Problem details: Read the records and gather each line that includes "meses".

(begin)

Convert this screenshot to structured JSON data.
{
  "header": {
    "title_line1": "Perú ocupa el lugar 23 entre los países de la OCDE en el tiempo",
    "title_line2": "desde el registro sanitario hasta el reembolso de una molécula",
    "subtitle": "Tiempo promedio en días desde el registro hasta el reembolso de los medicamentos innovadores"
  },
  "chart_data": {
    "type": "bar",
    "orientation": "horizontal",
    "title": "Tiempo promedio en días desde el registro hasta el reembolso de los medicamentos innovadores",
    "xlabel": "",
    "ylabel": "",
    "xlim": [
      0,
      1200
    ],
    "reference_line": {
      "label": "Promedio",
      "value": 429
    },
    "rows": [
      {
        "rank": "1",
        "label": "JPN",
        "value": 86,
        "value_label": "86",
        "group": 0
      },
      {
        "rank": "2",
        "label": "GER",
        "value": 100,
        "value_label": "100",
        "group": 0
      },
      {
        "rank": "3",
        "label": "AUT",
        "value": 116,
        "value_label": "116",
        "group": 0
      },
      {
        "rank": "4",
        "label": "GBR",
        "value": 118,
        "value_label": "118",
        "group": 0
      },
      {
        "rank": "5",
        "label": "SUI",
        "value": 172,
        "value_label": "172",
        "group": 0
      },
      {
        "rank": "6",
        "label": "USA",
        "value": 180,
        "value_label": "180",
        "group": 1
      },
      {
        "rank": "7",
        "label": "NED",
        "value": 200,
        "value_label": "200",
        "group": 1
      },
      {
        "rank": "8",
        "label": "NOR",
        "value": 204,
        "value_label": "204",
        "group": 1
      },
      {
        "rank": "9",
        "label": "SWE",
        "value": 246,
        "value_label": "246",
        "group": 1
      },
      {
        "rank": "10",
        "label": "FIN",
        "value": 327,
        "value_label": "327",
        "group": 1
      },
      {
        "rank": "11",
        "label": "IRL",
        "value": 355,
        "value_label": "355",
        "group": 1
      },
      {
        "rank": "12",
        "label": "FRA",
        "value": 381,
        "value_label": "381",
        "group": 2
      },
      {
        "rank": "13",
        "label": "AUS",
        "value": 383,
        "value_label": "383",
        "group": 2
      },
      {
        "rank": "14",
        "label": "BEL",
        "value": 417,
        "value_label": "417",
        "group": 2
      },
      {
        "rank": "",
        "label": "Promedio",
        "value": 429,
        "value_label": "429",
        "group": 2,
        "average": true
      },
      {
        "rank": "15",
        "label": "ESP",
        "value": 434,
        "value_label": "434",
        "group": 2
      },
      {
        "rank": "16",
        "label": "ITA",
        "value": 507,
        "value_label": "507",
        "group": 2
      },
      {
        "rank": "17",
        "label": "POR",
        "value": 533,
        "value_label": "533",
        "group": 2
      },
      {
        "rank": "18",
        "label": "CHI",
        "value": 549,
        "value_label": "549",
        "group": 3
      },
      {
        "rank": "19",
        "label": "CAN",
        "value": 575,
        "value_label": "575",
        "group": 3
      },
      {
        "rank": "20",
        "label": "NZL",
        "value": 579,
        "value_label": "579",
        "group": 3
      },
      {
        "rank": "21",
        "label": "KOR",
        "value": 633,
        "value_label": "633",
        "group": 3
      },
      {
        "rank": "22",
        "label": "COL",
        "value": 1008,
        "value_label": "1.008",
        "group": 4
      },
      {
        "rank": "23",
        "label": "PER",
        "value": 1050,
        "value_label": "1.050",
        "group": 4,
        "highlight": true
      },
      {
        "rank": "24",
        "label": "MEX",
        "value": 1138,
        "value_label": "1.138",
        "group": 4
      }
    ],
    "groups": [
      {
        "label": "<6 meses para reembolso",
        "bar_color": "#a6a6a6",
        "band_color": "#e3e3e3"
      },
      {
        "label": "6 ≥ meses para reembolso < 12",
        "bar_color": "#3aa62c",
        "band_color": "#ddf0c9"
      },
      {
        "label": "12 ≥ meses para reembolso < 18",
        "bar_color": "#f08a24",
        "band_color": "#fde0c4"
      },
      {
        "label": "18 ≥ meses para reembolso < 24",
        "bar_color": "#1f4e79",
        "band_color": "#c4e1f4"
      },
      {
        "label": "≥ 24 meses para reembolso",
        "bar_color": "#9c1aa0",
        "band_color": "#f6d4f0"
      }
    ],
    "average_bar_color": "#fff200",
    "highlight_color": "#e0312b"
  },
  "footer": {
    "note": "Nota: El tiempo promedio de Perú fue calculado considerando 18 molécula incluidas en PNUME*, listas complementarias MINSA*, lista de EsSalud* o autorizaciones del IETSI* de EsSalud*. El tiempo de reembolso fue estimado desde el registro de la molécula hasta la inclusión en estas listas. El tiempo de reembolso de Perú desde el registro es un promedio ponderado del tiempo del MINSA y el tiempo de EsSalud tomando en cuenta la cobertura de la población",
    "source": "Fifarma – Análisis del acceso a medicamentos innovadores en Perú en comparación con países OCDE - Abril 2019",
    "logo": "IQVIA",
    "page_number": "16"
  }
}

(end)

The completed task:
        "label": "<6 meses para reembolso",
        "label": "6 ≥ meses para reembolso < 12",
        "label": "12 ≥ meses para reembolso < 18",
        "label": "18 ≥ meses para reembolso < 24",
        "label": "≥ 24 meses para reembolso",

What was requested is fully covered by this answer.